Repeat every record below exactly, omitting any pictures.

Extracted records:
- - - -
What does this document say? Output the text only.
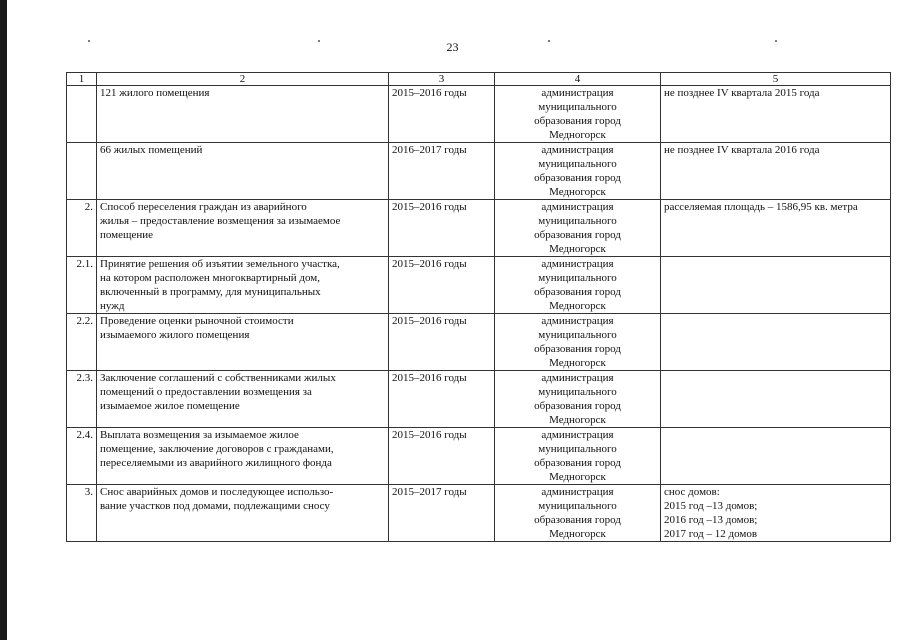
23
1	2	3	4	5

	121 жилого помещения	2015–2016 годы	администрация
муниципального
образования город
Медногорск	не позднее IV квартала 2015 года

	66 жилых помещений	2016–2017 годы	администрация
муниципального
образования город
Медногорск	не позднее IV квартала 2016 года

2.	Способ переселения граждан из аварийного
жилья – предоставление возмещения за изымаемое
помещение	2015–2016 годы	администрация
муниципального
образования город
Медногорск	расселяемая площадь – 1586,95 кв. метра

2.1.	Принятие решения об изъятии земельного участка,
на котором расположен многоквартирный дом,
включенный в программу, для муниципальных
нужд	2015–2016 годы	администрация
муниципального
образования город
Медногорск	

2.2.	Проведение оценки рыночной стоимости
изымаемого жилого помещения	2015–2016 годы	администрация
муниципального
образования город
Медногорск	

2.3.	Заключение соглашений с собственниками жилых
помещений о предоставлении возмещения за
изымаемое жилое помещение	2015–2016 годы	администрация
муниципального
образования город
Медногорск	

2.4.	Выплата возмещения за изымаемое жилое
помещение, заключение договоров с гражданами,
переселяемыми из аварийного жилищного фонда	2015–2016 годы	администрация
муниципального
образования город
Медногорск	

3.	Снос аварийных домов и последующее использо-
вание участков под домами, подлежащими сносу	2015–2017 годы	администрация
муниципального
образования город
Медногорск	снос домов:
2015 год –13 домов;
2016 год –13 домов;
2017 год – 12 домов
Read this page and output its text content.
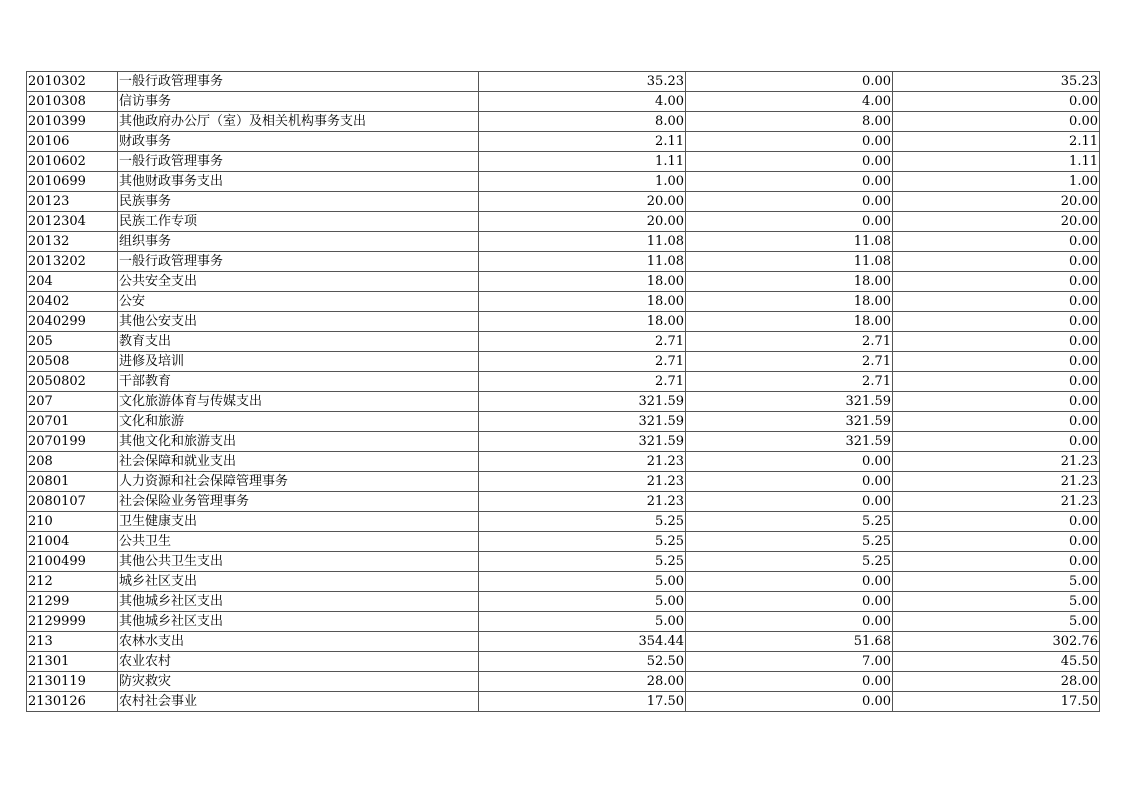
2010302	一般行政管理事务	35.23	0.00	35.23
2010308	信访事务	4.00	4.00	0.00
2010399	其他政府办公厅（室）及相关机构事务支出	8.00	8.00	0.00
20106	财政事务	2.11	0.00	2.11
2010602	一般行政管理事务	1.11	0.00	1.11
2010699	其他财政事务支出	1.00	0.00	1.00
20123	民族事务	20.00	0.00	20.00
2012304	民族工作专项	20.00	0.00	20.00
20132	组织事务	11.08	11.08	0.00
2013202	一般行政管理事务	11.08	11.08	0.00
204	公共安全支出	18.00	18.00	0.00
20402	公安	18.00	18.00	0.00
2040299	其他公安支出	18.00	18.00	0.00
205	教育支出	2.71	2.71	0.00
20508	进修及培训	2.71	2.71	0.00
2050802	干部教育	2.71	2.71	0.00
207	文化旅游体育与传媒支出	321.59	321.59	0.00
20701	文化和旅游	321.59	321.59	0.00
2070199	其他文化和旅游支出	321.59	321.59	0.00
208	社会保障和就业支出	21.23	0.00	21.23
20801	人力资源和社会保障管理事务	21.23	0.00	21.23
2080107	社会保险业务管理事务	21.23	0.00	21.23
210	卫生健康支出	5.25	5.25	0.00
21004	公共卫生	5.25	5.25	0.00
2100499	其他公共卫生支出	5.25	5.25	0.00
212	城乡社区支出	5.00	0.00	5.00
21299	其他城乡社区支出	5.00	0.00	5.00
2129999	其他城乡社区支出	5.00	0.00	5.00
213	农林水支出	354.44	51.68	302.76
21301	农业农村	52.50	7.00	45.50
2130119	防灾救灾	28.00	0.00	28.00
2130126	农村社会事业	17.50	0.00	17.50
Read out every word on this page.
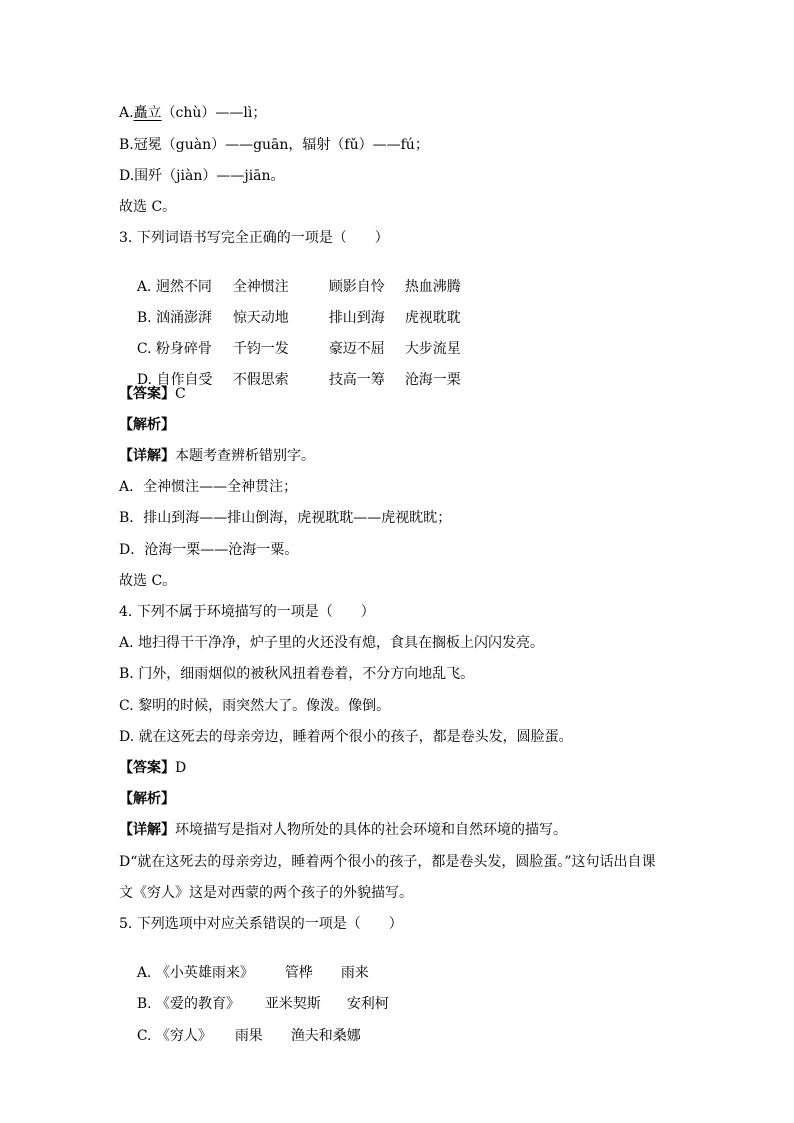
A.矗立（chù）——lì；
B.冠冕（guàn）——guān，辐射（fǔ）——fú；
D.围歼（jiàn）——jiān。
故选 C。
3. 下列词语书写完全正确的一项是（　　）

A. 迥然不同 全神惯注	顾影自怜 热血沸腾

B. 汹涌澎湃 惊天动地	排山到海 虎视耽耽

C. 粉身碎骨 千钧一发	豪迈不屈 大步流星

D. 自作自受 不假思索	技高一筹 沧海一栗

【答案】C
【解析】
【详解】本题考查辨析错别字。
A．全神惯注——全神贯注；
B．排山到海——排山倒海，虎视耽耽——虎视眈眈；
D．沧海一栗——沧海一粟。
故选 C。
4. 下列不属于环境描写的一项是（　　）
A. 地扫得干干净净，炉子里的火还没有熄，食具在搁板上闪闪发亮。
B. 门外，细雨烟似的被秋风扭着卷着，不分方向地乱飞。
C. 黎明的时候，雨突然大了。像泼。像倒。
D. 就在这死去的母亲旁边，睡着两个很小的孩子，都是卷头发，圆脸蛋。
【答案】D
【解析】
【详解】环境描写是指对人物所处的具体的社会环境和自然环境的描写。
D“就在这死去的母亲旁边，睡着两个很小的孩子，都是卷头发，圆脸蛋。”这句话出自课
文《穷人》这是对西蒙的两个孩子的外貌描写。
5. 下列选项中对应关系错误的一项是（　　）

A. 《小英雄雨来》 管桦 雨来

B. 《爱的教育》 亚米契斯 安利柯

C. 《穷人》 雨果 渔夫和桑娜
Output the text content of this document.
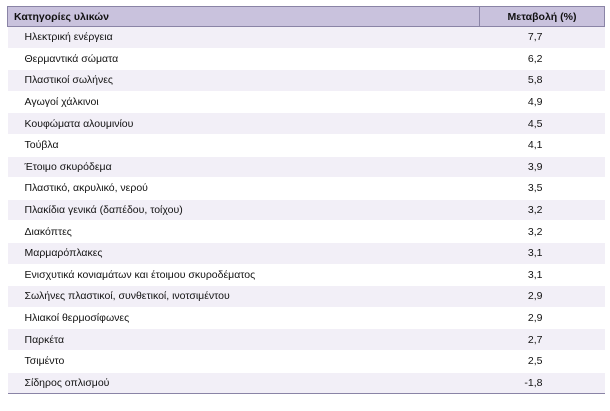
Κατηγορίες υλικών	Μεταβολή (%)
Ηλεκτρική ενέργεια	7,7
Θερμαντικά σώματα	6,2
Πλαστικοί σωλήνες	5,8
Αγωγοί χάλκινοι	4,9
Κουφώματα αλουμινίου	4,5
Τούβλα	4,1
Έτοιμο σκυρόδεμα	3,9
Πλαστικό, ακρυλικό, νερού	3,5
Πλακίδια γενικά (δαπέδου, τοίχου)	3,2
Διακόπτες	3,2
Μαρμαρόπλακες	3,1
Ενισχυτικά κονιαμάτων και έτοιμου σκυροδέματος	3,1
Σωλήνες πλαστικοί, συνθετικοί, ινοτσιμέντου	2,9
Ηλιακοί θερμοσίφωνες	2,9
Παρκέτα	2,7
Τσιμέντο	2,5
Σίδηρος οπλισμού	-1,8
- - - -
- Response below
What does this document say? Output the text only.
23
1	2	3	4	5

	121 жилого помещения	2015–2016 годы	администрация
муниципального
образования город
Медногорск	не позднее IV квартала 2015 года

	66 жилых помещений	2016–2017 годы	администрация
муниципального
образования город
Медногорск	не позднее IV квартала 2016 года

2.	Способ переселения граждан из аварийного
жилья – предоставление возмещения за изымаемое
помещение	2015–2016 годы	администрация
муниципального
образования город
Медногорск	расселяемая площадь – 1586,95 кв. метра

2.1.	Принятие решения об изъятии земельного участка,
на котором расположен многоквартирный дом,
включенный в программу, для муниципальных
нужд	2015–2016 годы	администрация
муниципального
образования город
Медногорск	

2.2.	Проведение оценки рыночной стоимости
изымаемого жилого помещения	2015–2016 годы	администрация
муниципального
образования город
Медногорск	

2.3.	Заключение соглашений с собственниками жилых
помещений о предоставлении возмещения за
изымаемое жилое помещение	2015–2016 годы	администрация
муниципального
образования город
Медногорск	

2.4.	Выплата возмещения за изымаемое жилое
помещение, заключение договоров с гражданами,
переселяемыми из аварийного жилищного фонда	2015–2016 годы	администрация
муниципального
образования город
Медногорск	

3.	Снос аварийных домов и последующее использо-
вание участков под домами, подлежащими сносу	2015–2017 годы	администрация
муниципального
образования город
Медногорск	снос домов:
2015 год –13 домов;
2016 год –13 домов;
2017 год – 12 домов
Read this page and output its text content.
2010302	一般行政管理事务	35.23	0.00	35.23
2010308	信访事务	4.00	4.00	0.00
2010399	其他政府办公厅（室）及相关机构事务支出	8.00	8.00	0.00
20106	财政事务	2.11	0.00	2.11
2010602	一般行政管理事务	1.11	0.00	1.11
2010699	其他财政事务支出	1.00	0.00	1.00
20123	民族事务	20.00	0.00	20.00
2012304	民族工作专项	20.00	0.00	20.00
20132	组织事务	11.08	11.08	0.00
2013202	一般行政管理事务	11.08	11.08	0.00
204	公共安全支出	18.00	18.00	0.00
20402	公安	18.00	18.00	0.00
2040299	其他公安支出	18.00	18.00	0.00
205	教育支出	2.71	2.71	0.00
20508	进修及培训	2.71	2.71	0.00
2050802	干部教育	2.71	2.71	0.00
207	文化旅游体育与传媒支出	321.59	321.59	0.00
20701	文化和旅游	321.59	321.59	0.00
2070199	其他文化和旅游支出	321.59	321.59	0.00
208	社会保障和就业支出	21.23	0.00	21.23
20801	人力资源和社会保障管理事务	21.23	0.00	21.23
2080107	社会保险业务管理事务	21.23	0.00	21.23
210	卫生健康支出	5.25	5.25	0.00
21004	公共卫生	5.25	5.25	0.00
2100499	其他公共卫生支出	5.25	5.25	0.00
212	城乡社区支出	5.00	0.00	5.00
21299	其他城乡社区支出	5.00	0.00	5.00
2129999	其他城乡社区支出	5.00	0.00	5.00
213	农林水支出	354.44	51.68	302.76
21301	农业农村	52.50	7.00	45.50
2130119	防灾救灾	28.00	0.00	28.00
2130126	农村社会事业	17.50	0.00	17.50
Read out every word on this page.
A.矗立（chù）——lì；
B.冠冕（guàn）——guān，辐射（fǔ）——fú；
D.围歼（jiàn）——jiān。
故选 C。
3. 下列词语书写完全正确的一项是（　　）

A. 迥然不同 全神惯注	顾影自怜 热血沸腾

B. 汹涌澎湃 惊天动地	排山到海 虎视耽耽

C. 粉身碎骨 千钧一发	豪迈不屈 大步流星

D. 自作自受 不假思索	技高一筹 沧海一栗

【答案】C
【解析】
【详解】本题考查辨析错别字。
A．全神惯注——全神贯注；
B．排山到海——排山倒海，虎视耽耽——虎视眈眈；
D．沧海一栗——沧海一粟。
故选 C。
4. 下列不属于环境描写的一项是（　　）
A. 地扫得干干净净，炉子里的火还没有熄，食具在搁板上闪闪发亮。
B. 门外，细雨烟似的被秋风扭着卷着，不分方向地乱飞。
C. 黎明的时候，雨突然大了。像泼。像倒。
D. 就在这死去的母亲旁边，睡着两个很小的孩子，都是卷头发，圆脸蛋。
【答案】D
【解析】
【详解】环境描写是指对人物所处的具体的社会环境和自然环境的描写。
D“就在这死去的母亲旁边，睡着两个很小的孩子，都是卷头发，圆脸蛋。”这句话出自课
文《穷人》这是对西蒙的两个孩子的外貌描写。
5. 下列选项中对应关系错误的一项是（　　）

A. 《小英雄雨来》 管桦 雨来

B. 《爱的教育》 亚米契斯 安利柯

C. 《穷人》 雨果 渔夫和桑娜
Output the text content of this document.
Κατηγορίες υλικών	Μεταβολή (%)
Ηλεκτρική ενέργεια	7,7
Θερμαντικά σώματα	6,2
Πλαστικοί σωλήνες	5,8
Αγωγοί χάλκινοι	4,9
Κουφώματα αλουμινίου	4,5
Τούβλα	4,1
Έτοιμο σκυρόδεμα	3,9
Πλαστικό, ακρυλικό, νερού	3,5
Πλακίδια γενικά (δαπέδου, τοίχου)	3,2
Διακόπτες	3,2
Μαρμαρόπλακες	3,1
Ενισχυτικά κονιαμάτων και έτοιμου σκυροδέματος	3,1
Σωλήνες πλαστικοί, συνθετικοί, ινοτσιμέντου	2,9
Ηλιακοί θερμοσίφωνες	2,9
Παρκέτα	2,7
Τσιμέντο	2,5
Σίδηρος οπλισμού	-1,8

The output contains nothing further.